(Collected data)
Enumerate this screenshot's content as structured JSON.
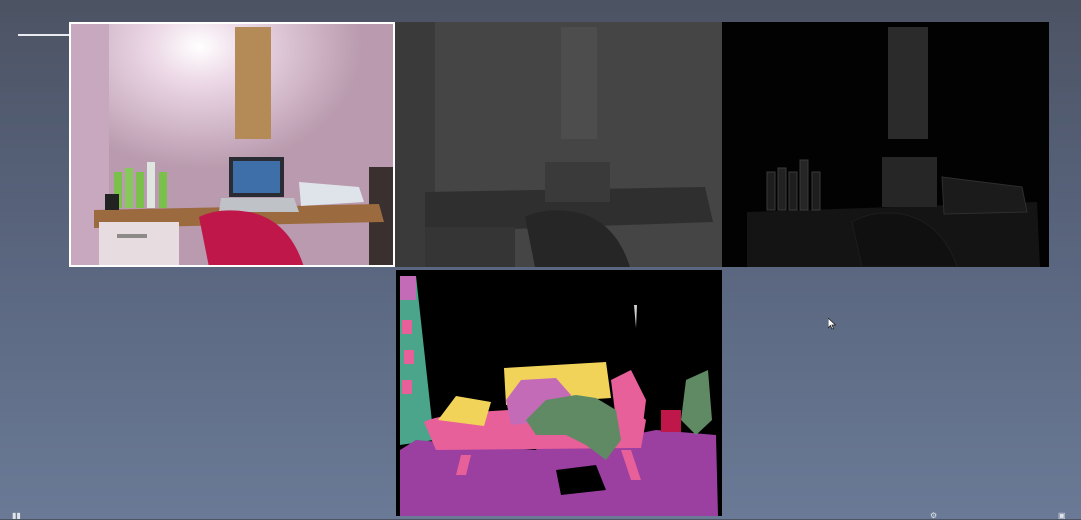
{
  "slide": {
    "panels": [
      {
        "id": "rgb",
        "caption": ""
      },
      {
        "id": "depth",
        "caption": ""
      },
      {
        "id": "instance",
        "caption": ""
      },
      {
        "id": "segmentation",
        "caption": ""
      }
    ]
  },
  "colors": {
    "background_top": "#4c5363",
    "background_bottom": "#6a7a96",
    "seg_pink": "#e8609a",
    "seg_yellow": "#f2d35a",
    "seg_purple": "#9b3fa0",
    "seg_green": "#5f8a63",
    "seg_teal": "#4aa58a",
    "seg_lilac": "#c46bb8"
  },
  "icons": [
    "cursor-icon",
    "play-icon",
    "settings-icon",
    "fullscreen-icon"
  ]
}
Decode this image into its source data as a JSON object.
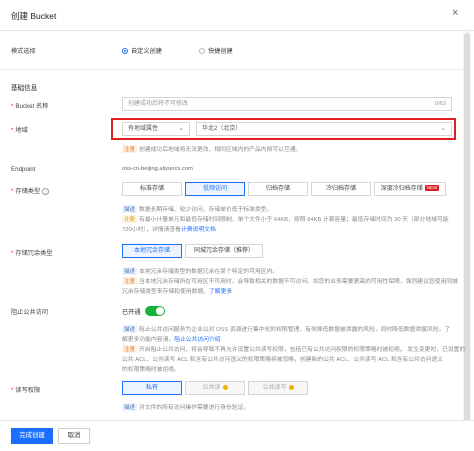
{
  "dialog": {
    "title": "创建 Bucket",
    "close_symbol": "×"
  },
  "mode": {
    "label": "模式选择",
    "options": [
      {
        "label": "自定义创建",
        "selected": true
      },
      {
        "label": "快捷创建",
        "selected": false
      }
    ]
  },
  "basic_section": "基础信息",
  "bucket_name": {
    "label": "Bucket 名称",
    "placeholder": "创建成功后将不可修改",
    "counter": "0/63"
  },
  "region": {
    "label": "地域",
    "type_value": "有地域属性",
    "region_value": "华北2（北京）",
    "note_tag": "注意",
    "note": "创建成功后地域将无法更改，相同区域内的产品内网可以互通。"
  },
  "endpoint": {
    "label": "Endpoint",
    "value": "oss-cn-beijing.aliyuncs.com"
  },
  "storage_class": {
    "label": "存储类型",
    "options": [
      {
        "label": "标准存储",
        "selected": false
      },
      {
        "label": "低频访问",
        "selected": true
      },
      {
        "label": "归档存储",
        "selected": false
      },
      {
        "label": "冷归档存储",
        "selected": false
      },
      {
        "label": "深度冷归档存储",
        "selected": false
      }
    ],
    "new_badge": "NEW",
    "desc_tag": "描述",
    "desc": "数据长期存储、较少访问，存储单价低于标准类型。",
    "bill_tag": "计费",
    "bill_1": "有最小计量单元和最低存储时间限制，单个文件小于 64KB，按照 64KB 计算容量；最低存储时间为 30 天（部分地域可能",
    "bill_2": "720小时），详情请查看",
    "bill_link": "计费说明文档"
  },
  "redundancy": {
    "label": "存储冗余类型",
    "options": [
      {
        "label": "本地冗余存储",
        "selected": true
      },
      {
        "label": "同城冗余存储（推荐）",
        "selected": false
      }
    ],
    "desc_tag": "描述",
    "desc": "本地冗余存储类型的数据冗余在某个特定的可用区内。",
    "note_tag": "注意",
    "note_1": "当本地冗余存储所在可用区不可用时，会导致相关的数据不可访问。如您的业务需要更高的可用性保障，强烈建议您使用同城",
    "note_2": "冗余存储类型来存储和使用数据。",
    "note_link": "了解更多"
  },
  "block_public": {
    "label": "阻止公共访问",
    "state": "已开通",
    "desc_tag": "描述",
    "desc_1": "阻止公共访问服务为企业以对 OSS 资源进行集中化的权限管理，有效降低数据被泄露的风险，同时降低数据泄露风险，了",
    "desc_2": "解更多功能内容请，",
    "desc_link": "阻止公共访问介绍",
    "note_tag": "注意",
    "note_1": "开启阻止公共访问，将会导致不再允许设置公共读写权限，包括已有公共访问权限的权限策略时被拒绝。 发生变更时，已设置的",
    "note_2": "公共 ACL、公共读写 ACL 和含有公共访问语义的权限策略将被忽略，创建新的公共 ACL、公共读写 ACL 和含有公共访问语义",
    "note_3": "的权限策略时被拒绝。"
  },
  "acl": {
    "label": "读写权限",
    "options": [
      {
        "label": "私有",
        "selected": true
      },
      {
        "label": "公共读",
        "selected": false
      },
      {
        "label": "公共读写",
        "selected": false
      }
    ],
    "desc_tag": "描述",
    "desc": "对文件的所有访问操作需要进行身份验证。"
  },
  "footer": {
    "submit": "完成创建",
    "cancel": "取消"
  }
}
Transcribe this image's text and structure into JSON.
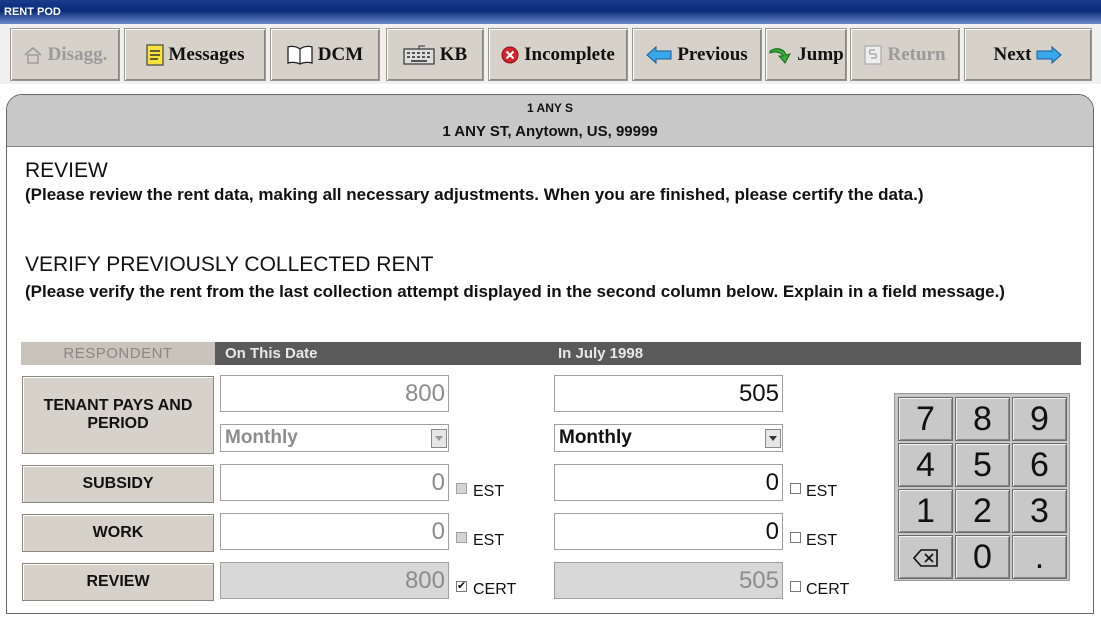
{
  "window": {
    "title": "RENT POD"
  },
  "toolbar": {
    "disagg": "Disagg.",
    "messages": "Messages",
    "dcm": "DCM",
    "kb": "KB",
    "incomplete": "Incomplete",
    "previous": "Previous",
    "jump": "Jump",
    "return": "Return",
    "next": "Next"
  },
  "address": {
    "line1": "1 ANY S",
    "line2": "1 ANY ST, Anytown, US, 99999"
  },
  "review": {
    "heading": "REVIEW",
    "instruction": "(Please review the rent data, making all necessary adjustments. When you are finished, please certify the data.)"
  },
  "verify": {
    "heading": "VERIFY PREVIOUSLY COLLECTED RENT",
    "instruction": "(Please verify the rent from the last collection attempt displayed in the second column below. Explain in a field message.)"
  },
  "columns": {
    "respondent": "RESPONDENT",
    "current": "On This Date",
    "previous": "In July 1998"
  },
  "rows": {
    "tenant": {
      "label": "TENANT PAYS AND PERIOD",
      "current": "800",
      "previous": "505",
      "current_period": "Monthly",
      "previous_period": "Monthly"
    },
    "subsidy": {
      "label": "SUBSIDY",
      "current": "0",
      "previous": "0",
      "flag": "EST",
      "current_checked": false,
      "previous_checked": false
    },
    "work": {
      "label": "WORK",
      "current": "0",
      "previous": "0",
      "flag": "EST",
      "current_checked": false,
      "previous_checked": false
    },
    "review": {
      "label": "REVIEW",
      "current": "800",
      "previous": "505",
      "flag": "CERT",
      "current_checked": true,
      "previous_checked": false
    }
  },
  "keypad": {
    "keys": [
      "7",
      "8",
      "9",
      "4",
      "5",
      "6",
      "1",
      "2",
      "3",
      "⌫",
      "0",
      "."
    ],
    "backspace_icon": "backspace-icon"
  }
}
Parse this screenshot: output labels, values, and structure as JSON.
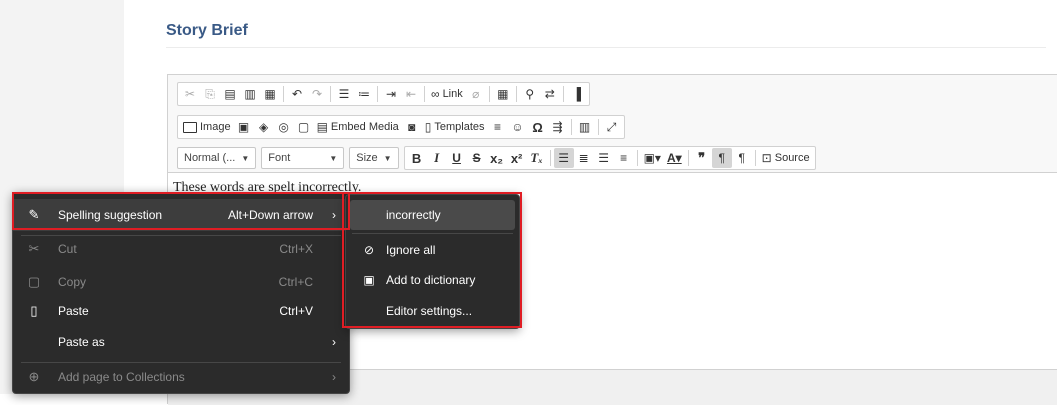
{
  "page": {
    "title": "Story Brief"
  },
  "toolbar": {
    "row1": {
      "link_label": "Link"
    },
    "row2": {
      "image_label": "Image",
      "embed_label": "Embed Media",
      "templates_label": "Templates"
    },
    "row3": {
      "format_value": "Normal (...",
      "font_value": "Font",
      "size_value": "Size",
      "source_label": "Source"
    }
  },
  "editor": {
    "content": "These words are spelt incorrectly."
  },
  "context_menu": {
    "items": [
      {
        "label": "Spelling suggestion",
        "shortcut": "Alt+Down arrow",
        "icon": "spellcheck-pen-icon"
      },
      {
        "label": "Cut",
        "shortcut": "Ctrl+X",
        "icon": "scissors-icon"
      },
      {
        "label": "Copy",
        "shortcut": "Ctrl+C",
        "icon": "copy-icon"
      },
      {
        "label": "Paste",
        "shortcut": "Ctrl+V",
        "icon": "paste-icon"
      },
      {
        "label": "Paste as",
        "icon": ""
      },
      {
        "label": "Add page to Collections",
        "icon": "collections-icon"
      }
    ]
  },
  "submenu": {
    "items": [
      {
        "label": "incorrectly"
      },
      {
        "label": "Ignore all",
        "icon": "ignore-icon"
      },
      {
        "label": "Add to dictionary",
        "icon": "add-dictionary-icon"
      },
      {
        "label": "Editor settings..."
      }
    ]
  },
  "colors": {
    "highlight": "#e01d24",
    "menu_bg": "#2b2b2b",
    "title": "#3a5a86"
  }
}
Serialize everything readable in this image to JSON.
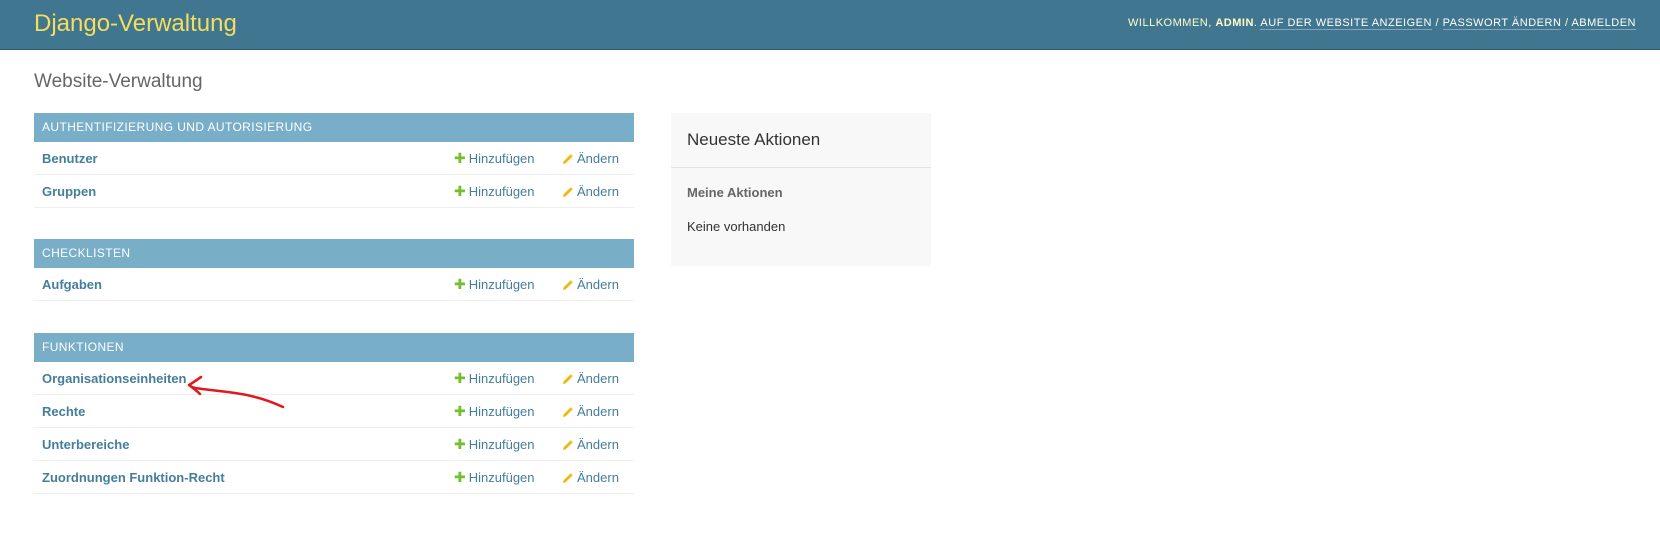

• TASK DESCRIPTION: Gather each line in the entries above where the string "content" is found.

• FULL OUTPUT:
Enumerate this screenshot's content as structured JSON.
    "content": "These words are spelt incorrectly."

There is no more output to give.